AIM OF THE EXERCISE:
Tell how many lines contain the word "State". Reply with the number only.

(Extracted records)

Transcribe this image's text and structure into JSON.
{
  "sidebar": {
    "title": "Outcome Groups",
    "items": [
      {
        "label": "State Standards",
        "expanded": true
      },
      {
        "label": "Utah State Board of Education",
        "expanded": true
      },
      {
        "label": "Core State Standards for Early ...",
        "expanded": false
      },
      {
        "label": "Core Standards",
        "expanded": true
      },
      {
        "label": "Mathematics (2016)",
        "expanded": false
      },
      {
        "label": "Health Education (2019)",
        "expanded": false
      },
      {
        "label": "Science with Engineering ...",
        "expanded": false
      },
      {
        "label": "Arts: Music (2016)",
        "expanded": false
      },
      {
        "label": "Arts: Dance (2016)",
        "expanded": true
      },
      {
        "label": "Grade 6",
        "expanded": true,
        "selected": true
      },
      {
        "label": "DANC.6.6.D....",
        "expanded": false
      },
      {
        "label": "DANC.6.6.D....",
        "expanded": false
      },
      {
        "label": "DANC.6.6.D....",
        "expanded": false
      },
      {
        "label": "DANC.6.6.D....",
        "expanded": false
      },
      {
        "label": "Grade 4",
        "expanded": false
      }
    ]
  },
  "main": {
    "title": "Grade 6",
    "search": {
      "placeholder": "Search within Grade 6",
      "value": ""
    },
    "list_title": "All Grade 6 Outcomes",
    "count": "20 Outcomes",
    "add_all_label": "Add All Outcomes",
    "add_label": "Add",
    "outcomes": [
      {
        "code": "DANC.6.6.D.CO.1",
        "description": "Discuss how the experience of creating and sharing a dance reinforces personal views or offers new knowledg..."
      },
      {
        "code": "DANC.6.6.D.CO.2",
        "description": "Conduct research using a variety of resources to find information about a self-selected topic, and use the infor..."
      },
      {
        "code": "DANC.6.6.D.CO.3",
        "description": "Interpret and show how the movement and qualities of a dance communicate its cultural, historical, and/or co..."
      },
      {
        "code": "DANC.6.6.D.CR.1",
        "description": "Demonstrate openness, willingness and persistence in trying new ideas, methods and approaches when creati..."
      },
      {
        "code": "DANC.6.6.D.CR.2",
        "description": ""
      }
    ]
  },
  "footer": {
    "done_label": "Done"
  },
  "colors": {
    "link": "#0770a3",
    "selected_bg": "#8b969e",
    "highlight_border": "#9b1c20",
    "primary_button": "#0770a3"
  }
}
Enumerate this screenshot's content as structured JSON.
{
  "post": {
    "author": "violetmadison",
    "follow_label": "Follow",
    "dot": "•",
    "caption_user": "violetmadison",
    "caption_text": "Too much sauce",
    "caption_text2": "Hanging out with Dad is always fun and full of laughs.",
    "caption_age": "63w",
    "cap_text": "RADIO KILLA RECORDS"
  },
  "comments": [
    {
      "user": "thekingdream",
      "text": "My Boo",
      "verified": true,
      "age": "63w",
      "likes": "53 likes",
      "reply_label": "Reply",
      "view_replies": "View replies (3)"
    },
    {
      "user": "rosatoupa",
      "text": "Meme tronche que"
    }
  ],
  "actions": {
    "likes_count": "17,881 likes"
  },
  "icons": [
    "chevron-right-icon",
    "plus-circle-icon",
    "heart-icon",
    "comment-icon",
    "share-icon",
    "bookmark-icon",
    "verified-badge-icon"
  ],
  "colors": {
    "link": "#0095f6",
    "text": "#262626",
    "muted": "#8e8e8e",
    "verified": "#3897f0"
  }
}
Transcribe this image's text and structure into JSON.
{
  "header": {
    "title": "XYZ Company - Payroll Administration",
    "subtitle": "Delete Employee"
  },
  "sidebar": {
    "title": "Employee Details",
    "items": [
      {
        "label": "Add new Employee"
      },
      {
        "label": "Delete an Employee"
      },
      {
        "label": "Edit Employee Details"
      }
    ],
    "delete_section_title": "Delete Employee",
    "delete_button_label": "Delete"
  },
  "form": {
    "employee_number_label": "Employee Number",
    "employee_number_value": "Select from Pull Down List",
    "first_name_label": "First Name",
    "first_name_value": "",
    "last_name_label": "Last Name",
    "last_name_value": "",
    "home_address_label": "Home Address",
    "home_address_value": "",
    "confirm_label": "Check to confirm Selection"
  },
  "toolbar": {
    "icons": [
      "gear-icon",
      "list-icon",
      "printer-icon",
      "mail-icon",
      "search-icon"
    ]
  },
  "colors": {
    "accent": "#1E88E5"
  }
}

TASK ANSWER:
3